**GIVEN REQUEST:** Copy each line holding the string "Coneval".

──────── SUPPLIED ENTRIES ────────

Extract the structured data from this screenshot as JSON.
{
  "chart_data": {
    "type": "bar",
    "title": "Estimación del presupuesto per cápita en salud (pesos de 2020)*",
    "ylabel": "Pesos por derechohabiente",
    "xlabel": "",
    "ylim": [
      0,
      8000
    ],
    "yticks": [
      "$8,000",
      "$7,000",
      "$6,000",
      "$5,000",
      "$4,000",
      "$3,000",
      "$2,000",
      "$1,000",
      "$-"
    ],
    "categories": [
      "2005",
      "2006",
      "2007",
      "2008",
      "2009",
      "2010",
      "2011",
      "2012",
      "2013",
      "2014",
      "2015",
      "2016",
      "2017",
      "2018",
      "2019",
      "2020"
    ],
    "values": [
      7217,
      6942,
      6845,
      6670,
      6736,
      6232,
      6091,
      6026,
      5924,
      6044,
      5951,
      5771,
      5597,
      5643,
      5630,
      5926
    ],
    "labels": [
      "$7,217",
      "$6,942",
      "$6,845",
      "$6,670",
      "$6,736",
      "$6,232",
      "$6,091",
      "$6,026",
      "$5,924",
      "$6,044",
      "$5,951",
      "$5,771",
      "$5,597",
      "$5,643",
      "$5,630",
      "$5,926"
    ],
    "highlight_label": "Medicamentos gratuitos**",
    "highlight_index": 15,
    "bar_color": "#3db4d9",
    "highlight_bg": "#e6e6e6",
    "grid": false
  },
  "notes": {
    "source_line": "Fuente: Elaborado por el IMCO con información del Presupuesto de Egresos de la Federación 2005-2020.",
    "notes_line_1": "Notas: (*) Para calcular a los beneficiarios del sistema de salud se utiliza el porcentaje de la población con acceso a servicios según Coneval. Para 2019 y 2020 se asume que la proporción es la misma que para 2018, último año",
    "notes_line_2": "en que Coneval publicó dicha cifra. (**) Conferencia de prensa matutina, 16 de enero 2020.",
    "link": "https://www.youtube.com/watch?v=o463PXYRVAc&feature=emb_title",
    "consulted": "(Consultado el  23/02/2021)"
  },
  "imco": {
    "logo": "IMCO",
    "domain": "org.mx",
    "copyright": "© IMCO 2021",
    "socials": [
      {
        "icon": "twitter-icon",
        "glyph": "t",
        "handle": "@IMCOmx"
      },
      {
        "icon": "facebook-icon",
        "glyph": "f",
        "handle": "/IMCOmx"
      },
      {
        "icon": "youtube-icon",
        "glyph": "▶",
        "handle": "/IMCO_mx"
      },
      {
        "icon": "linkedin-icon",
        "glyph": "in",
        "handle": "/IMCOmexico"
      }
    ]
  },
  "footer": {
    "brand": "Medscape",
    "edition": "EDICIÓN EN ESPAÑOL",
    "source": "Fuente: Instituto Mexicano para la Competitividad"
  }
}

────────

**RESULT OF THE TASK:**
    "notes_line_1": "Notas: (*) Para calcular a los beneficiarios del sistema de salud se utiliza el porcentaje de la población con acceso a servicios según Coneval. Para 2019 y 2020 se asume que la proporción es la misma que para 2018, último año",
    "notes_line_2": "en que Coneval publicó dicha cifra. (**) Conferencia de prensa matutina, 16 de enero 2020.",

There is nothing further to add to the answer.